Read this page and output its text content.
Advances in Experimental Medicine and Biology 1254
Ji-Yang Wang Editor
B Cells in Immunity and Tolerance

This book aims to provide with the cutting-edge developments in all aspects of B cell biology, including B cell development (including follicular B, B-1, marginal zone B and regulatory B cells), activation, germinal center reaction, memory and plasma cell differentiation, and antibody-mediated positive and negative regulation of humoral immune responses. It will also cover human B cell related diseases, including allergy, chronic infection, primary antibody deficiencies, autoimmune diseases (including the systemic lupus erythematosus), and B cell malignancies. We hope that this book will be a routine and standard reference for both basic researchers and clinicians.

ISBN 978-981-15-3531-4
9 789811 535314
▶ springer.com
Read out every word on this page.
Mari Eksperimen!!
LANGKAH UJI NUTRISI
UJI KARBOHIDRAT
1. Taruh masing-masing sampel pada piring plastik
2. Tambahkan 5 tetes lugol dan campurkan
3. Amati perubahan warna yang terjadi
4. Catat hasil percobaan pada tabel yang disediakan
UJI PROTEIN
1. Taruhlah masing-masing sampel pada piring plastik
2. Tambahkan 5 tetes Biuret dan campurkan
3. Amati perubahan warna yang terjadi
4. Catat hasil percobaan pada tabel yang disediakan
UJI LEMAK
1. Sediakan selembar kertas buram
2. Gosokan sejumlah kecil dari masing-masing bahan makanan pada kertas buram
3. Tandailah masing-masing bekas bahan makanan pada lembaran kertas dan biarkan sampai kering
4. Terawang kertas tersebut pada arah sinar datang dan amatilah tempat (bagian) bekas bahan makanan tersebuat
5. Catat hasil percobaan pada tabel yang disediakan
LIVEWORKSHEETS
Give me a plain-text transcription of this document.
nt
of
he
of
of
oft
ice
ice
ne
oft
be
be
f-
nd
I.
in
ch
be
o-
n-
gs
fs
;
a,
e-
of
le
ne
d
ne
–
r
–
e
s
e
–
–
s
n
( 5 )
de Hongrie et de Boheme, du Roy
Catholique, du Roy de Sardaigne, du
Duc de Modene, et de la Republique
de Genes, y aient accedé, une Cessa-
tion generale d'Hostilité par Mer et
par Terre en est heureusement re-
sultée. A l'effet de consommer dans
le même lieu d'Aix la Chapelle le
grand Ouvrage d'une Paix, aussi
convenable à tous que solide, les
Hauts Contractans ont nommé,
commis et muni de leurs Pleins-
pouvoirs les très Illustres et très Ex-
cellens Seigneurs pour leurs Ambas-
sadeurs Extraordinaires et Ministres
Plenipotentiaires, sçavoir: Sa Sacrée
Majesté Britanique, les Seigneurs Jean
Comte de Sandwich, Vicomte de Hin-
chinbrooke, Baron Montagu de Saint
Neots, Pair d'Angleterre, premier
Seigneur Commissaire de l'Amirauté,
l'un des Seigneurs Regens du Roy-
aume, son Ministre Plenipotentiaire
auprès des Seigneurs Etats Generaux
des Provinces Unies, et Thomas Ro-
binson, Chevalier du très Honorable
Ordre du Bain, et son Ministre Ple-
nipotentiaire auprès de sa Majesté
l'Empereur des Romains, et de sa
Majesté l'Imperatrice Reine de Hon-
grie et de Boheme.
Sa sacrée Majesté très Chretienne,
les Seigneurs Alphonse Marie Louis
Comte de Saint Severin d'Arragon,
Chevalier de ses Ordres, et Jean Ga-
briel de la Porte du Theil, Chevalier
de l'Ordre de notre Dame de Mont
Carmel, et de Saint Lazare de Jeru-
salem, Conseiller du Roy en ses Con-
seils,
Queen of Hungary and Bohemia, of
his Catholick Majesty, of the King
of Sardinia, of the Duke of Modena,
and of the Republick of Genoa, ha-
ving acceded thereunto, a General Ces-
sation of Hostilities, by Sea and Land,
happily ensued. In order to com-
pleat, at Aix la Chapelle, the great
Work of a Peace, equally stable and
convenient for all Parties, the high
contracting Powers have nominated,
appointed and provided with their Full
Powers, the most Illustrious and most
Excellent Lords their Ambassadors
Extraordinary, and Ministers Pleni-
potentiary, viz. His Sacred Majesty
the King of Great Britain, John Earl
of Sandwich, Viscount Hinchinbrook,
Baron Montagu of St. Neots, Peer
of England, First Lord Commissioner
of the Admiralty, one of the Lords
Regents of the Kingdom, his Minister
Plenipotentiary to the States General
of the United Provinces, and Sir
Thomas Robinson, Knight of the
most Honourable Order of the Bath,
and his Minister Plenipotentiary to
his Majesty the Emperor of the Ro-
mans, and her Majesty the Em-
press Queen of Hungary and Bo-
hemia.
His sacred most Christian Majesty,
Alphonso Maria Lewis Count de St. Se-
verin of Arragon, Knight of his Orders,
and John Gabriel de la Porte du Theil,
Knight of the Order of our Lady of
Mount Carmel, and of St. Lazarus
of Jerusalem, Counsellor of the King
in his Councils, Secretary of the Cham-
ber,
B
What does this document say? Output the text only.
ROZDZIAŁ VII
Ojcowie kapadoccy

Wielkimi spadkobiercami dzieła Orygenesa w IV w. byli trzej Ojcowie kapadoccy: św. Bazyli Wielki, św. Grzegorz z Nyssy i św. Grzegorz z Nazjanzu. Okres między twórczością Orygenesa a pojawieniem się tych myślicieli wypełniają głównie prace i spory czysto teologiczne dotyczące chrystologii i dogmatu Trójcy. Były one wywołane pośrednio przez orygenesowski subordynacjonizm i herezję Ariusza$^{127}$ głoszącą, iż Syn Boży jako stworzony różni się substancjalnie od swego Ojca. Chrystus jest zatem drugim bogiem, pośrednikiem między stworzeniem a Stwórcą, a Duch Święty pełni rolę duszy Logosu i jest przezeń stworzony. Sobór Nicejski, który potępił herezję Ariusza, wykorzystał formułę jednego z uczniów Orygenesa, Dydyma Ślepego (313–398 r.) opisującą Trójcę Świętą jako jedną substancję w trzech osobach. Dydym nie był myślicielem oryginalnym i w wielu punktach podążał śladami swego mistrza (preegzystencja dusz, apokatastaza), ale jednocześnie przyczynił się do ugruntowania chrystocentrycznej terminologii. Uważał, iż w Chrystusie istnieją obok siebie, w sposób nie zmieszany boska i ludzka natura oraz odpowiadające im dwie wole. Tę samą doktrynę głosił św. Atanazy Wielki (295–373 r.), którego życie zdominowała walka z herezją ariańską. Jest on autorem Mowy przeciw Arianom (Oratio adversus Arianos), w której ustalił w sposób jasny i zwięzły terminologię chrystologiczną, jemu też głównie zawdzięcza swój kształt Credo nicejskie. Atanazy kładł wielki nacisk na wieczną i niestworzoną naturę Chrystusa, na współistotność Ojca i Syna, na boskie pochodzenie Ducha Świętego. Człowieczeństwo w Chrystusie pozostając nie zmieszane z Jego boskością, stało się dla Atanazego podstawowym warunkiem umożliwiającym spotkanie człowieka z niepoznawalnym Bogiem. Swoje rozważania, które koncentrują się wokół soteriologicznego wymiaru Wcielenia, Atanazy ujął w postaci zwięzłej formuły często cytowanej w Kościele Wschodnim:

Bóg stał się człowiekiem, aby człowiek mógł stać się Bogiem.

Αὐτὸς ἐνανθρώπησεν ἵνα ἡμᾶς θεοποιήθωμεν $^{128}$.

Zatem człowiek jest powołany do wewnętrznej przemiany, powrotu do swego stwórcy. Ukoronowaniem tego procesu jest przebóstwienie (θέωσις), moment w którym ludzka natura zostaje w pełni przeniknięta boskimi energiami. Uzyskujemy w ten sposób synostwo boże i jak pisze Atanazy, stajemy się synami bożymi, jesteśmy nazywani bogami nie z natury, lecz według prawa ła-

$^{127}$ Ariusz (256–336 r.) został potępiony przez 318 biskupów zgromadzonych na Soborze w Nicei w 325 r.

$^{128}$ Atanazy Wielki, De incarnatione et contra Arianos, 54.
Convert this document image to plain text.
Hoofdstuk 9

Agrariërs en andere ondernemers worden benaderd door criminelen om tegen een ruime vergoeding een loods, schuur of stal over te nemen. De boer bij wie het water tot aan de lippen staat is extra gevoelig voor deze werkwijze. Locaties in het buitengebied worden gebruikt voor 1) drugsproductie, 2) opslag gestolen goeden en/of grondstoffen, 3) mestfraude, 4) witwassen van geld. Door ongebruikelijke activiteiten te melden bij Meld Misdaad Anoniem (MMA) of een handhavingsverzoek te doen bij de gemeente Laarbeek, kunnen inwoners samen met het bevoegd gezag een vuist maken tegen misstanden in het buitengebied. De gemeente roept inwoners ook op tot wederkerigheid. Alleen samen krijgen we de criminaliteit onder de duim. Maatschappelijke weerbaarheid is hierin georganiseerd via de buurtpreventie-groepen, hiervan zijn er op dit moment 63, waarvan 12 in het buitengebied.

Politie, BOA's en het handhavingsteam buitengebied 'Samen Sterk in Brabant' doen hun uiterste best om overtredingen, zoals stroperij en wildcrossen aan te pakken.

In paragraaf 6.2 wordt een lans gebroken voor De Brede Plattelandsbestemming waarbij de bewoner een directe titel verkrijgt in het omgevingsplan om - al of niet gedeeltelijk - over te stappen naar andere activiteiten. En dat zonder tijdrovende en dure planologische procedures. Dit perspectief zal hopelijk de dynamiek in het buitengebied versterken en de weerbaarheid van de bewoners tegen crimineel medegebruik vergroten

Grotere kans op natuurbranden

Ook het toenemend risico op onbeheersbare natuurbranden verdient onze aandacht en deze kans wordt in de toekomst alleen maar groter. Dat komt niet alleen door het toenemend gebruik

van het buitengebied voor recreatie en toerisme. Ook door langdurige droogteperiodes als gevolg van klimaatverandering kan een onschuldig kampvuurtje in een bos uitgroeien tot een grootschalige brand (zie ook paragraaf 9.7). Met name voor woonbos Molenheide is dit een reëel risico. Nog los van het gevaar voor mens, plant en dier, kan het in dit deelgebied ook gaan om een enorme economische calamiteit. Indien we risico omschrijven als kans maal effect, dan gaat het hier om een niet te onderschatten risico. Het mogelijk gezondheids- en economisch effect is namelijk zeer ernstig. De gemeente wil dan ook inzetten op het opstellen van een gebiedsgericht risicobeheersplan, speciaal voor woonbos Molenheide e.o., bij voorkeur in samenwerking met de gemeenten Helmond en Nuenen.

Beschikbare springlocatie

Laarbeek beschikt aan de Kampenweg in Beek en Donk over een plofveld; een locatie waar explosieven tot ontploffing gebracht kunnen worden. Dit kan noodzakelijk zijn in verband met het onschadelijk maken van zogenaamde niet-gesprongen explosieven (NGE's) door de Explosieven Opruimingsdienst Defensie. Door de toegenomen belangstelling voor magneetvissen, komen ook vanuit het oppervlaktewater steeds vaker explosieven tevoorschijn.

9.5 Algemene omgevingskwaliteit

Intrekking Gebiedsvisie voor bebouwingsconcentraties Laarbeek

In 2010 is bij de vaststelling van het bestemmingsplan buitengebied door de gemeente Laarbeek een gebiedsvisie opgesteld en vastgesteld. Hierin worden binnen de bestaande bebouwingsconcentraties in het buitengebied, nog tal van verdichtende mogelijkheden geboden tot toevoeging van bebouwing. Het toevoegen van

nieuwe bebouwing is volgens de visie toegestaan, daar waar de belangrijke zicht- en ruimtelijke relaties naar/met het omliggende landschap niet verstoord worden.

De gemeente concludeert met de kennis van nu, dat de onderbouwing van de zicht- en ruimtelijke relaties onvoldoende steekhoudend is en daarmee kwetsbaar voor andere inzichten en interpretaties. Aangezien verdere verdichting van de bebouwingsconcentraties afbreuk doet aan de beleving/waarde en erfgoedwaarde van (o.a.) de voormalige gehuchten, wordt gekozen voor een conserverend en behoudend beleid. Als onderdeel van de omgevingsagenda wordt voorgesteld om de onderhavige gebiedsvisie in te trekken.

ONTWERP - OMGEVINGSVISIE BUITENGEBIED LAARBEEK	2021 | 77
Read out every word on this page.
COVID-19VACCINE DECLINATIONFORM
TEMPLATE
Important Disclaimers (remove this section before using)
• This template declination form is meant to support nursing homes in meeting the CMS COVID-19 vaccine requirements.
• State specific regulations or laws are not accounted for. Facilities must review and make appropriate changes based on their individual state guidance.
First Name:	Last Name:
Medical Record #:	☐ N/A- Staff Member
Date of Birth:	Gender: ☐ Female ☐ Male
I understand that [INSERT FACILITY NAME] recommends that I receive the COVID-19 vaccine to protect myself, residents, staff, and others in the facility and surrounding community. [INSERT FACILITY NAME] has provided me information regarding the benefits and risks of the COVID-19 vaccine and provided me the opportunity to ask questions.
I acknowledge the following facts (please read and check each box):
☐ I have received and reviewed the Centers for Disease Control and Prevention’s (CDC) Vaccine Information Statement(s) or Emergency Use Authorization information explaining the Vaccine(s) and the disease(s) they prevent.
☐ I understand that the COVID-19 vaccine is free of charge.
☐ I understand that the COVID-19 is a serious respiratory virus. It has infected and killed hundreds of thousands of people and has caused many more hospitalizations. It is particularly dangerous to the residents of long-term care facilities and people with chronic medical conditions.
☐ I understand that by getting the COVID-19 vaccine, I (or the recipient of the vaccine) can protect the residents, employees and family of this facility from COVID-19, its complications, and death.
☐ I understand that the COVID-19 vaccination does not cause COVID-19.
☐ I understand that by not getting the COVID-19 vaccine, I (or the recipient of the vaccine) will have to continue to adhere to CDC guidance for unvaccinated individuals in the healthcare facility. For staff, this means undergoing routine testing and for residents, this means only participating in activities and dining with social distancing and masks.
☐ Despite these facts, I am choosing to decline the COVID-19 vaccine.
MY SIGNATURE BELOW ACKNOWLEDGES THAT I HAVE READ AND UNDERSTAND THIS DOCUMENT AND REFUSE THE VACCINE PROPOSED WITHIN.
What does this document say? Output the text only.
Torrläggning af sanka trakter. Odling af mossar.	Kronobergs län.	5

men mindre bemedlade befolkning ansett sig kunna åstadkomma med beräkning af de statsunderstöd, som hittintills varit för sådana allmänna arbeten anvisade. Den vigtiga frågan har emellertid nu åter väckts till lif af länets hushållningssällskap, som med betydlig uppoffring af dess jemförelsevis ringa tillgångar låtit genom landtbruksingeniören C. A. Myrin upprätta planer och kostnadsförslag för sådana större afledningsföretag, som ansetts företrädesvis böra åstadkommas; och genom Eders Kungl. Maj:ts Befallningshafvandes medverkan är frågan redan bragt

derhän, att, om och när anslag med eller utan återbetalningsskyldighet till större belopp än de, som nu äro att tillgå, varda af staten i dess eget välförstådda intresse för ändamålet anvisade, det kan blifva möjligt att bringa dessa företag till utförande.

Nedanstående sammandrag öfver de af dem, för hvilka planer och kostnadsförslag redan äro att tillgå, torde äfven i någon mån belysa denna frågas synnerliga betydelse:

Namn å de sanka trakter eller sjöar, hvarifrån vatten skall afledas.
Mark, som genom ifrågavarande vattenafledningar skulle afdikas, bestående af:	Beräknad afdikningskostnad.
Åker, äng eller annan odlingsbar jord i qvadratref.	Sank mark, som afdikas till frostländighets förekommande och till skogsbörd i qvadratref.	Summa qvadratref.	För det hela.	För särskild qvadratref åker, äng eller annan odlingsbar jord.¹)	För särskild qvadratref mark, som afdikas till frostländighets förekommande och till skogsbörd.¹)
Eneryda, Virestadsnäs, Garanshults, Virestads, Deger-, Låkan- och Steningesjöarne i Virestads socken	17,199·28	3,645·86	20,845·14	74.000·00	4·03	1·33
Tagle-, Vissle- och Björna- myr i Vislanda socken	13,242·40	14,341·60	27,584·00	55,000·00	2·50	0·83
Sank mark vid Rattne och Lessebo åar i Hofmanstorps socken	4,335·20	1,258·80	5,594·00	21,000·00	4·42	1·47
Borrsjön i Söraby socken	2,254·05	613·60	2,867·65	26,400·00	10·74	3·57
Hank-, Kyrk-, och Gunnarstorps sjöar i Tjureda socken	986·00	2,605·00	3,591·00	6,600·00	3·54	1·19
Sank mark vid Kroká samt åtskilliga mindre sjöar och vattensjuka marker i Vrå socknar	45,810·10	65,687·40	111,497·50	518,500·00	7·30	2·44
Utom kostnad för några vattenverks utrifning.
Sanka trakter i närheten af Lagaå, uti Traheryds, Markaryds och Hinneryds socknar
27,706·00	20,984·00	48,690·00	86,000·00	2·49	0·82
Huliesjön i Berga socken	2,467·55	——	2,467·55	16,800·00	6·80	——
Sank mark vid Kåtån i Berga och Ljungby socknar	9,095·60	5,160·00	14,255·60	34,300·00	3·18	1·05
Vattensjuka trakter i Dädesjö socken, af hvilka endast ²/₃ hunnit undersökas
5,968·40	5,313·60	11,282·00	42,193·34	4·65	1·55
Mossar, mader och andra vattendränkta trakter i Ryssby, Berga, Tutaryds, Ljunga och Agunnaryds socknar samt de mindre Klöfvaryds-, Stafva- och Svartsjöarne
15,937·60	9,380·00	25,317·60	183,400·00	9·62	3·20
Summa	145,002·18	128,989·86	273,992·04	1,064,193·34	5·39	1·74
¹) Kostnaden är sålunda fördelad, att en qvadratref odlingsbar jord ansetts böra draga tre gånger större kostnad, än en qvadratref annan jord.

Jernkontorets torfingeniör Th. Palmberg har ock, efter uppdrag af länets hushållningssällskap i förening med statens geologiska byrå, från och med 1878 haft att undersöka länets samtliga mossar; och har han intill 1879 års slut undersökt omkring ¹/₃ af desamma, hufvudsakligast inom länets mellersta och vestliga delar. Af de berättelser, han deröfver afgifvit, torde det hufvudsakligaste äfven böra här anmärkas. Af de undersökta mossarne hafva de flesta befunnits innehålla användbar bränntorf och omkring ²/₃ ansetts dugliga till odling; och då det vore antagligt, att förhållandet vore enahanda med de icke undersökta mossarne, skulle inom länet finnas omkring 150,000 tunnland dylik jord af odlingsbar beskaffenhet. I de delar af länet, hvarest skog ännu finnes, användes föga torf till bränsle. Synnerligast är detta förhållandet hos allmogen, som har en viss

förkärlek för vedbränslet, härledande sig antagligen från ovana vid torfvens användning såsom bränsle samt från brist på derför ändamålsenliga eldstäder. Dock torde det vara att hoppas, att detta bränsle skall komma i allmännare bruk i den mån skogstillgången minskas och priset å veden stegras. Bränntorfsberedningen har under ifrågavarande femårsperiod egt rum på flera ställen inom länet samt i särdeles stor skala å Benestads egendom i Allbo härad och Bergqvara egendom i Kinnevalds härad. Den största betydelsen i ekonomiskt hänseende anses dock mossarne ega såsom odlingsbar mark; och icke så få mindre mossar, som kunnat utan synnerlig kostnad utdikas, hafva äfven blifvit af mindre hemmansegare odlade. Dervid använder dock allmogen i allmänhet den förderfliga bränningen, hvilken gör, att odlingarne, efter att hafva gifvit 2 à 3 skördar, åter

═══

EXERCISE DIRECTIONS
Among the entries above, which lines include "detta"? List them all.

RESPONSE
Jernkontorets torfingeniör Th. Palmberg har ock, efter uppdrag af länets hushållningssällskap i förening med statens geologiska byrå, från och med 1878 haft att undersöka länets samtliga mossar; och har han intill 1879 års slut undersökt omkring ¹/₃ af desamma, hufvudsakligast inom länets mellersta och vestliga delar. Af de berättelser, han deröfver afgifvit, torde det hufvudsakligaste äfven böra här anmärkas. Af de undersökta mossarne hafva de flesta befunnits innehålla användbar bränntorf och omkring ²/₃ ansetts dugliga till odling; och då det vore antagligt, att förhållandet vore enahanda med de icke undersökta mossarne, skulle inom länet finnas omkring 150,000 tunnland dylik jord af odlingsbar beskaffenhet. I de delar af länet, hvarest skog ännu finnes, användes föga torf till bränsle. Synnerligast är detta förhållandet hos allmogen, som har en viss
förkärlek för vedbränslet, härledande sig antagligen från ovana vid torfvens användning såsom bränsle samt från brist på derför ändamålsenliga eldstäder. Dock torde det vara att hoppas, att detta bränsle skall komma i allmännare bruk i den mån skogstillgången minskas och priset å veden stegras. Bränntorfsberedningen har under ifrågavarande femårsperiod egt rum på flera ställen inom länet samt i särdeles stor skala å Benestads egendom i Allbo härad och Bergqvara egendom i Kinnevalds härad. Den största betydelsen i ekonomiskt hänseende anses dock mossarne ega såsom odlingsbar mark; och icke så få mindre mossar, som kunnat utan synnerlig kostnad utdikas, hafva äfven blifvit af mindre hemmansegare odlade. Dervid använder dock allmogen i allmänhet den förderfliga bränningen, hvilken gör, att odlingarne, efter att hafva gifvit 2 à 3 skördar, åter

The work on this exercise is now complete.